§ THE RECORDS

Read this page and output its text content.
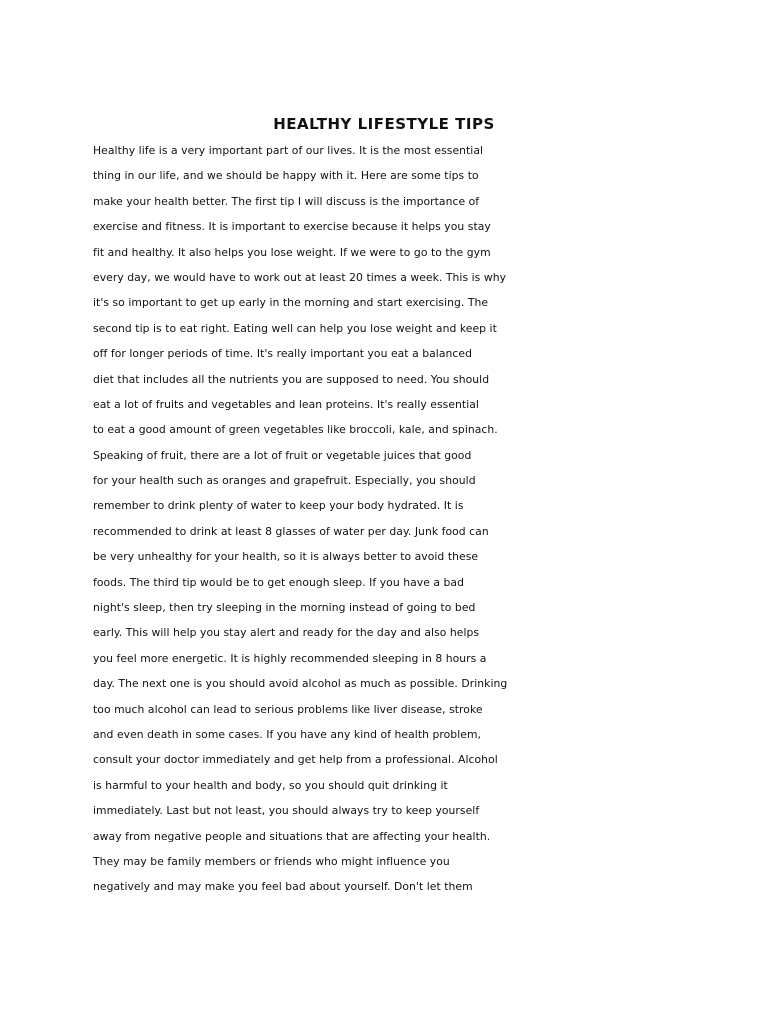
HEALTHY LIFESTYLE TIPS
Healthy life is a very important part of our lives. It is the most essential
thing in our life, and we should be happy with it. Here are some tips to
make your health better. The first tip I will discuss is the importance of
exercise and fitness. It is important to exercise because it helps you stay
fit and healthy. It also helps you lose weight. If we were to go to the gym
every day, we would have to work out at least 20 times a week. This is why
it's so important to get up early in the morning and start exercising. The
second tip is to eat right. Eating well can help you lose weight and keep it
off for longer periods of time. It's really important you eat a balanced
diet that includes all the nutrients you are supposed to need. You should
eat a lot of fruits and vegetables and lean proteins. It's really essential
to eat a good amount of green vegetables like broccoli, kale, and spinach.
Speaking of fruit, there are a lot of fruit or vegetable juices that good
for your health such as oranges and grapefruit. Especially, you should
remember to drink plenty of water to keep your body hydrated. It is
recommended to drink at least 8 glasses of water per day. Junk food can
be very unhealthy for your health, so it is always better to avoid these
foods. The third tip would be to get enough sleep. If you have a bad
night's sleep, then try sleeping in the morning instead of going to bed
early. This will help you stay alert and ready for the day and also helps
you feel more energetic. It is highly recommended sleeping in 8 hours a
day. The next one is you should avoid alcohol as much as possible. Drinking
too much alcohol can lead to serious problems like liver disease, stroke
and even death in some cases. If you have any kind of health problem,
consult your doctor immediately and get help from a professional. Alcohol
is harmful to your health and body, so you should quit drinking it
immediately. Last but not least, you should always try to keep yourself
away from negative people and situations that are affecting your health.
They may be family members or friends who might influence you
negatively and may make you feel bad about yourself. Don't let them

§ EXERCISE REQUIREMENTS
Your answer must be an exact copy of the entries above, with no pictures in it.

§ EXERCISE OUTPUT
Read this page and output its text content.
HEALTHY LIFESTYLE TIPS
Healthy life is a very important part of our lives. It is the most essential
thing in our life, and we should be happy with it. Here are some tips to
make your health better. The first tip I will discuss is the importance of
exercise and fitness. It is important to exercise because it helps you stay
fit and healthy. It also helps you lose weight. If we were to go to the gym
every day, we would have to work out at least 20 times a week. This is why
it's so important to get up early in the morning and start exercising. The
second tip is to eat right. Eating well can help you lose weight and keep it
off for longer periods of time. It's really important you eat a balanced
diet that includes all the nutrients you are supposed to need. You should
eat a lot of fruits and vegetables and lean proteins. It's really essential
to eat a good amount of green vegetables like broccoli, kale, and spinach.
Speaking of fruit, there are a lot of fruit or vegetable juices that good
for your health such as oranges and grapefruit. Especially, you should
remember to drink plenty of water to keep your body hydrated. It is
recommended to drink at least 8 glasses of water per day. Junk food can
be very unhealthy for your health, so it is always better to avoid these
foods. The third tip would be to get enough sleep. If you have a bad
night's sleep, then try sleeping in the morning instead of going to bed
early. This will help you stay alert and ready for the day and also helps
you feel more energetic. It is highly recommended sleeping in 8 hours a
day. The next one is you should avoid alcohol as much as possible. Drinking
too much alcohol can lead to serious problems like liver disease, stroke
and even death in some cases. If you have any kind of health problem,
consult your doctor immediately and get help from a professional. Alcohol
is harmful to your health and body, so you should quit drinking it
immediately. Last but not least, you should always try to keep yourself
away from negative people and situations that are affecting your health.
They may be family members or friends who might influence you
negatively and may make you feel bad about yourself. Don't let them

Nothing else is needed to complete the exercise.